### Stated exercise:
Pick out the lines in the listing below that contain the word "Illinois" and copy them.

### Excerpted data:
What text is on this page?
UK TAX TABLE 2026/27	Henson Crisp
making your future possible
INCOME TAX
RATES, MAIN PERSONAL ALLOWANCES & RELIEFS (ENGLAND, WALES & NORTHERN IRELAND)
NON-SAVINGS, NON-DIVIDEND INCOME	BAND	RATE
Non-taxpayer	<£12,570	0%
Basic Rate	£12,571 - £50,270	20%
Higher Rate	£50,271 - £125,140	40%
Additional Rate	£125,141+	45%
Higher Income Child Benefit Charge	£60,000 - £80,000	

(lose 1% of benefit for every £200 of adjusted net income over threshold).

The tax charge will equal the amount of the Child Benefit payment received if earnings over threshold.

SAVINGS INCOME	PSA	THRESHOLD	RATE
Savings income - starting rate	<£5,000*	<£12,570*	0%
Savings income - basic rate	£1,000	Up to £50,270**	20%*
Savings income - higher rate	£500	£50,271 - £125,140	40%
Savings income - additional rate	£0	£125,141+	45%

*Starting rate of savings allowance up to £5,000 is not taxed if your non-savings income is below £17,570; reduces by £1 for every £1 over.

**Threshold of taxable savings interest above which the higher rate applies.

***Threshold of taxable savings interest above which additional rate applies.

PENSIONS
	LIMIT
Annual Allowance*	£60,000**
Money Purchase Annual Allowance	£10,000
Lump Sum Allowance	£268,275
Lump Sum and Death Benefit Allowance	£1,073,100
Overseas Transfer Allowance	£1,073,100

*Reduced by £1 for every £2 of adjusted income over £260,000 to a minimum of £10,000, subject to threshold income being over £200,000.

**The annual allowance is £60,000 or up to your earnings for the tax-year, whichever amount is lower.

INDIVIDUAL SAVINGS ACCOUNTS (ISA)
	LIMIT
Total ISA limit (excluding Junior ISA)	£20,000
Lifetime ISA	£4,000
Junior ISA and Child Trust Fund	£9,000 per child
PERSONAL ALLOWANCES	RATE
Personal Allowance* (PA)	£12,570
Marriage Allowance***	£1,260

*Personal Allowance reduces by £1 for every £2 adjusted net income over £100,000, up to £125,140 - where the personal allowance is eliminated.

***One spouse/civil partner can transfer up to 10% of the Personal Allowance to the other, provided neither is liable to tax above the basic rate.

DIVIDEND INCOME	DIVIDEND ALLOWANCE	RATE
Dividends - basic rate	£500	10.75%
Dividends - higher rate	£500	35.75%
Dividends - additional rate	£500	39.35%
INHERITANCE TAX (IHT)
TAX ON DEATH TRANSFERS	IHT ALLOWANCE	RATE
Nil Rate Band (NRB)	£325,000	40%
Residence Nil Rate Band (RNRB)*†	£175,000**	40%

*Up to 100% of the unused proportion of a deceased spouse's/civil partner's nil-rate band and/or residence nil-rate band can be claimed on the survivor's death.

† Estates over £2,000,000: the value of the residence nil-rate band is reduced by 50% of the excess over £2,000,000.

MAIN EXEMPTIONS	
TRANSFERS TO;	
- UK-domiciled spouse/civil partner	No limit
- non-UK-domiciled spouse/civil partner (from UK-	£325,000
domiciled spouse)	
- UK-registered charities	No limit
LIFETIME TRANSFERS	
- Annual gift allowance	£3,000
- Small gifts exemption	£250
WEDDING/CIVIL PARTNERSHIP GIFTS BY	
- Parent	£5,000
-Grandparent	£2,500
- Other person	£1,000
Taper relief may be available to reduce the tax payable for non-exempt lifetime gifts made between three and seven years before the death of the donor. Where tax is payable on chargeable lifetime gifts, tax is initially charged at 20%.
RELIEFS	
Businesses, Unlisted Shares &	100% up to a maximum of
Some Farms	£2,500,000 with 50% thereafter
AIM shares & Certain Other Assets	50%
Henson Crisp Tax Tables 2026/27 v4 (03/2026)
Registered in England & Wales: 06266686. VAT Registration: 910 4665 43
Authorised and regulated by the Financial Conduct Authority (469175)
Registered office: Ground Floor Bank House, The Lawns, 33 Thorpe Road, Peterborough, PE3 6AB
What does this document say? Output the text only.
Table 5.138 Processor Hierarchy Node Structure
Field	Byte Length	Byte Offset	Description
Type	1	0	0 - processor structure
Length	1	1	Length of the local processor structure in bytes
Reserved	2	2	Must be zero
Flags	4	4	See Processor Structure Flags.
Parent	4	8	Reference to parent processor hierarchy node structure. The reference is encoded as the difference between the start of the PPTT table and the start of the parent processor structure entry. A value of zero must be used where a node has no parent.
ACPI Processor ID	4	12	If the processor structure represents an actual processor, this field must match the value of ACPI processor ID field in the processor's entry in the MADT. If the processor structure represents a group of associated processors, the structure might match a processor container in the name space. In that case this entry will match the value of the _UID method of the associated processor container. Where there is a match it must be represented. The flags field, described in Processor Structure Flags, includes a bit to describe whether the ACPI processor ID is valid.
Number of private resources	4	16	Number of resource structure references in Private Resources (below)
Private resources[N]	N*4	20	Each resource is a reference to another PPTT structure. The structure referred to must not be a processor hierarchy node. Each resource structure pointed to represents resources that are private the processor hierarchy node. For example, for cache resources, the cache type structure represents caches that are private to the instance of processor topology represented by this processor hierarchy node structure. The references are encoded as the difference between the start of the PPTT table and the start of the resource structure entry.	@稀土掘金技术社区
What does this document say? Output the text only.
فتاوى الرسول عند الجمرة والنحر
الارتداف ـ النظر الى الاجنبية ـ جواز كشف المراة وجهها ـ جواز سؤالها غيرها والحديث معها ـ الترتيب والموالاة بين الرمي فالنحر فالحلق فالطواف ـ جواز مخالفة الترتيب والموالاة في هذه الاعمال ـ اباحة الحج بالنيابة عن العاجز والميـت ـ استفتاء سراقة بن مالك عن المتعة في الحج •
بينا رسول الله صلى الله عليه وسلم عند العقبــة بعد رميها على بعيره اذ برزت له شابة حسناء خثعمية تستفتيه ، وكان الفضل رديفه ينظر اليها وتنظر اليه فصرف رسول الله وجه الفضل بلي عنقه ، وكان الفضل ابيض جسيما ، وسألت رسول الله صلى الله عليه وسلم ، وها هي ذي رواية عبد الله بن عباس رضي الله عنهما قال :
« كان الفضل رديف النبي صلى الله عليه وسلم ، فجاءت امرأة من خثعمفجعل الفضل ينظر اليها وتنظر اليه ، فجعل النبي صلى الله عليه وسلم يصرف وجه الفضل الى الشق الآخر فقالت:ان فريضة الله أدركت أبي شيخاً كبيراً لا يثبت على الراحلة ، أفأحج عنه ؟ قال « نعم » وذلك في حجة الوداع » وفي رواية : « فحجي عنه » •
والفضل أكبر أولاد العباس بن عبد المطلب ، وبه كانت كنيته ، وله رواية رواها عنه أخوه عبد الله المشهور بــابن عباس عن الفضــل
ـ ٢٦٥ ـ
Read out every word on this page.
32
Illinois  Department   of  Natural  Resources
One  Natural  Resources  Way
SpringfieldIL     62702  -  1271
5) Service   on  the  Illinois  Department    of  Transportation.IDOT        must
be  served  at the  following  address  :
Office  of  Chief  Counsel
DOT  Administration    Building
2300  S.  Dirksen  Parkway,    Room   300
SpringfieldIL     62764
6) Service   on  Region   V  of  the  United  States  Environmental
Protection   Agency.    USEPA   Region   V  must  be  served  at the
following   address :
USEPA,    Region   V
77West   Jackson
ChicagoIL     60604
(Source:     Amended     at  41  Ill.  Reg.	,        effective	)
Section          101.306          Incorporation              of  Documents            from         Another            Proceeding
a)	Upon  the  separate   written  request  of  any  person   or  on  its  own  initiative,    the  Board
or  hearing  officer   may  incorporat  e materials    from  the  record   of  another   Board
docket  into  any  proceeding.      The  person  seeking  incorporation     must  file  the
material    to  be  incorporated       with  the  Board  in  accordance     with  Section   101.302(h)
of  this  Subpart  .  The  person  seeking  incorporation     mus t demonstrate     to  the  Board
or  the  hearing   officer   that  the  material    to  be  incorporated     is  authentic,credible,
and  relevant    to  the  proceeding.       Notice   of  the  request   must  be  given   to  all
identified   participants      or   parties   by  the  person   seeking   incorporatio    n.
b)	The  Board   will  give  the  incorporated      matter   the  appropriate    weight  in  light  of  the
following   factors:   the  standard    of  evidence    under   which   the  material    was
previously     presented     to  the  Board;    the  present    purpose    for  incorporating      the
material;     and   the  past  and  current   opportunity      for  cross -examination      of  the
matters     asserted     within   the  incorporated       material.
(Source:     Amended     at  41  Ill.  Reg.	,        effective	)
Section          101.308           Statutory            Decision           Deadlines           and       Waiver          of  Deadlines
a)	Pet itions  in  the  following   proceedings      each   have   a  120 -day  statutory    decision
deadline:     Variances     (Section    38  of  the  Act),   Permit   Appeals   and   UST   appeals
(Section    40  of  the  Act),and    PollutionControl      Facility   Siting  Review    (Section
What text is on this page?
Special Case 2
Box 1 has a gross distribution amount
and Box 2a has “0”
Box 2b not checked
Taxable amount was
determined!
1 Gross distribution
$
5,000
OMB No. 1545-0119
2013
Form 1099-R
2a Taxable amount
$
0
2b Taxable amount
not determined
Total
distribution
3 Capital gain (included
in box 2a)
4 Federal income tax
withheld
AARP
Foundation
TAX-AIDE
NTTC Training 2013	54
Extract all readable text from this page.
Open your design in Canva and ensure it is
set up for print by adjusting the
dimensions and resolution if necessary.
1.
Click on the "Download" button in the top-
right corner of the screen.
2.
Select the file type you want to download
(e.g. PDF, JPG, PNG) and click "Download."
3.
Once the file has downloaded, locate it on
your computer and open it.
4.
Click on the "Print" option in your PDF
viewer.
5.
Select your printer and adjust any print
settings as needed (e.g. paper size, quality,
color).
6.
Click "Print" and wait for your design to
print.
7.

### Exercise output:
Illinois  Department   of  Natural  Resources
5) Service   on  the  Illinois  Department    of  Transportation.IDOT        must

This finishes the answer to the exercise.